- **THE REQUEST**: Every line that holds the string "Programmierung" is to be identified and copied.

- **PROVIDED MATERIAL**:

>>>

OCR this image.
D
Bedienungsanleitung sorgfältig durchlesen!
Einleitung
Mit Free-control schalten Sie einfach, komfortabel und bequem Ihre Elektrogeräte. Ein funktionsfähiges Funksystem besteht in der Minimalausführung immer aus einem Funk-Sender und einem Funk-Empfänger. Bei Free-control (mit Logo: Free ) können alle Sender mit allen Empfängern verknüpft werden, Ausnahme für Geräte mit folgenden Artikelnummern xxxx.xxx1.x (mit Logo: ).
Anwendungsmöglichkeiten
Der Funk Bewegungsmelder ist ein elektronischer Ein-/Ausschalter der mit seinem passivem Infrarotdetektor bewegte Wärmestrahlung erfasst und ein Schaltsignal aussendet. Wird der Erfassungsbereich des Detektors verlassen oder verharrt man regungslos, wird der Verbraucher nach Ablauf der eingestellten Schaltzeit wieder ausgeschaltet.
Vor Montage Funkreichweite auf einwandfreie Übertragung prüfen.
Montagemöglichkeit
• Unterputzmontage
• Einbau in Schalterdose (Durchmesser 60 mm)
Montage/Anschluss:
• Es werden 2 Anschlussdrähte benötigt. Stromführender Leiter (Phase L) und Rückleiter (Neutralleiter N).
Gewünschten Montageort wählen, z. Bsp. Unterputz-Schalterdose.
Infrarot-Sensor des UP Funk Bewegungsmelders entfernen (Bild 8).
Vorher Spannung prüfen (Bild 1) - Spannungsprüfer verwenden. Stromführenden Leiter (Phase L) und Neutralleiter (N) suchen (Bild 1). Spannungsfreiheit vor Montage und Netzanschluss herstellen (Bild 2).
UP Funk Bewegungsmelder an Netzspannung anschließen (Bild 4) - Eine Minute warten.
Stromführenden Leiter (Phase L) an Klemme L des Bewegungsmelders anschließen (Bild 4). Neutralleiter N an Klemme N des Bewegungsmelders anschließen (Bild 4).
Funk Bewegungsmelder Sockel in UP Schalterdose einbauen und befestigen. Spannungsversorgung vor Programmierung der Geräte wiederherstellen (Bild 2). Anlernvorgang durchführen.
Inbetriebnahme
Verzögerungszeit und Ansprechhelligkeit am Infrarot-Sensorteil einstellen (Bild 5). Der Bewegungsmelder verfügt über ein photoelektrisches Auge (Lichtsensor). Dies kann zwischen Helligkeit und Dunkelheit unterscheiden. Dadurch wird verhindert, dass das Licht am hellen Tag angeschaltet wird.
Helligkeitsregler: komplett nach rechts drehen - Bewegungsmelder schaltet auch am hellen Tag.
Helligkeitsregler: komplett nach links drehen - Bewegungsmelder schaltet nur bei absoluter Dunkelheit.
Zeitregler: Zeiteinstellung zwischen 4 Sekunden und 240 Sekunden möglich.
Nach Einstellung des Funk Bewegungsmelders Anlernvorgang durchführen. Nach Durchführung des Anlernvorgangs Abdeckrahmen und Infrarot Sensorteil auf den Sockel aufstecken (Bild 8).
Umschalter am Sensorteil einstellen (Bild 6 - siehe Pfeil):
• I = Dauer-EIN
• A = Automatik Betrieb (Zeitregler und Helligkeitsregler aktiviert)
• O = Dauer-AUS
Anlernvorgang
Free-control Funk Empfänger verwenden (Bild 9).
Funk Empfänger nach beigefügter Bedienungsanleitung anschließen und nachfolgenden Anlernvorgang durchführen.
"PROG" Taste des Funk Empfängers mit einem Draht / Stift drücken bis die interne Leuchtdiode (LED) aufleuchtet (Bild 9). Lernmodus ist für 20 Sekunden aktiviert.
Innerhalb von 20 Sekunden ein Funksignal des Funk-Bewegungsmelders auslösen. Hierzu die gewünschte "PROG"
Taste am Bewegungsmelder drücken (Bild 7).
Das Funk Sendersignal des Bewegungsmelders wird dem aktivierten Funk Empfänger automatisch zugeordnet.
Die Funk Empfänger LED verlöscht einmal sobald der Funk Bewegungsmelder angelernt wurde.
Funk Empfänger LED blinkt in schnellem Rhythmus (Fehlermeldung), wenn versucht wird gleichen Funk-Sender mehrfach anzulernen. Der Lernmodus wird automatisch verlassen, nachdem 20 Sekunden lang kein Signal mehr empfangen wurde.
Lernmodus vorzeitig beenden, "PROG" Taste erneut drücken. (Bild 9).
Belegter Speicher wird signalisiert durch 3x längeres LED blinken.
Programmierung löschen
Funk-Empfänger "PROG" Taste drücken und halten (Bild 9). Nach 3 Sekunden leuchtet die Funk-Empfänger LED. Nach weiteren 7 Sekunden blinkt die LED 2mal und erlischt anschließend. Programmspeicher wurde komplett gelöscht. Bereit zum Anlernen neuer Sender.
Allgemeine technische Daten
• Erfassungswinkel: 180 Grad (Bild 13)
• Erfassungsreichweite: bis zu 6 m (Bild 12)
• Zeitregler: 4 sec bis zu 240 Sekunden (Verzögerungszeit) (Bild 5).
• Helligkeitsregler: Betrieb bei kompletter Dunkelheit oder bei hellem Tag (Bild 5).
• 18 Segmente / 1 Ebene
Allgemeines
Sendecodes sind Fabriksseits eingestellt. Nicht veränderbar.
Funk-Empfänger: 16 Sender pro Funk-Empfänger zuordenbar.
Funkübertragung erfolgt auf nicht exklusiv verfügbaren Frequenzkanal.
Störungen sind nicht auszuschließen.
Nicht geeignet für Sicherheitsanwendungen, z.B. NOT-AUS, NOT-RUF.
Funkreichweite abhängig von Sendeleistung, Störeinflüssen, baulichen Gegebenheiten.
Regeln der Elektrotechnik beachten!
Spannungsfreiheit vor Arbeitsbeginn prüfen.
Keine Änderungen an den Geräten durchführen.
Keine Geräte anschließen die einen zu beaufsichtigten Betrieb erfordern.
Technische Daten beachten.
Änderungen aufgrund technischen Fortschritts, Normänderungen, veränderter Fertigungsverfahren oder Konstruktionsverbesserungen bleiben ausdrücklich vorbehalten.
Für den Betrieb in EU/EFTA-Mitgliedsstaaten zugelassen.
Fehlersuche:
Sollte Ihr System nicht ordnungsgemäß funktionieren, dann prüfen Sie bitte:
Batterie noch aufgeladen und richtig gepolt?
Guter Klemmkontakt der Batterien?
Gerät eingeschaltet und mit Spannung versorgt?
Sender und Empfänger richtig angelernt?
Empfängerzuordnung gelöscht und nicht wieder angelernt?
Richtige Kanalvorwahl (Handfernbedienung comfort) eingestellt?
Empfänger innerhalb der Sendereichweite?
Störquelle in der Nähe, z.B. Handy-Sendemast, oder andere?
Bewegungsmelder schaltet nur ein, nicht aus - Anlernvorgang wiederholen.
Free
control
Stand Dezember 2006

<<<

- **ANSWER IN FULL**:
Funk Bewegungsmelder Sockel in UP Schalterdose einbauen und befestigen. Spannungsversorgung vor Programmierung der Geräte wiederherstellen (Bild 2). Anlernvorgang durchführen.
Programmierung löschen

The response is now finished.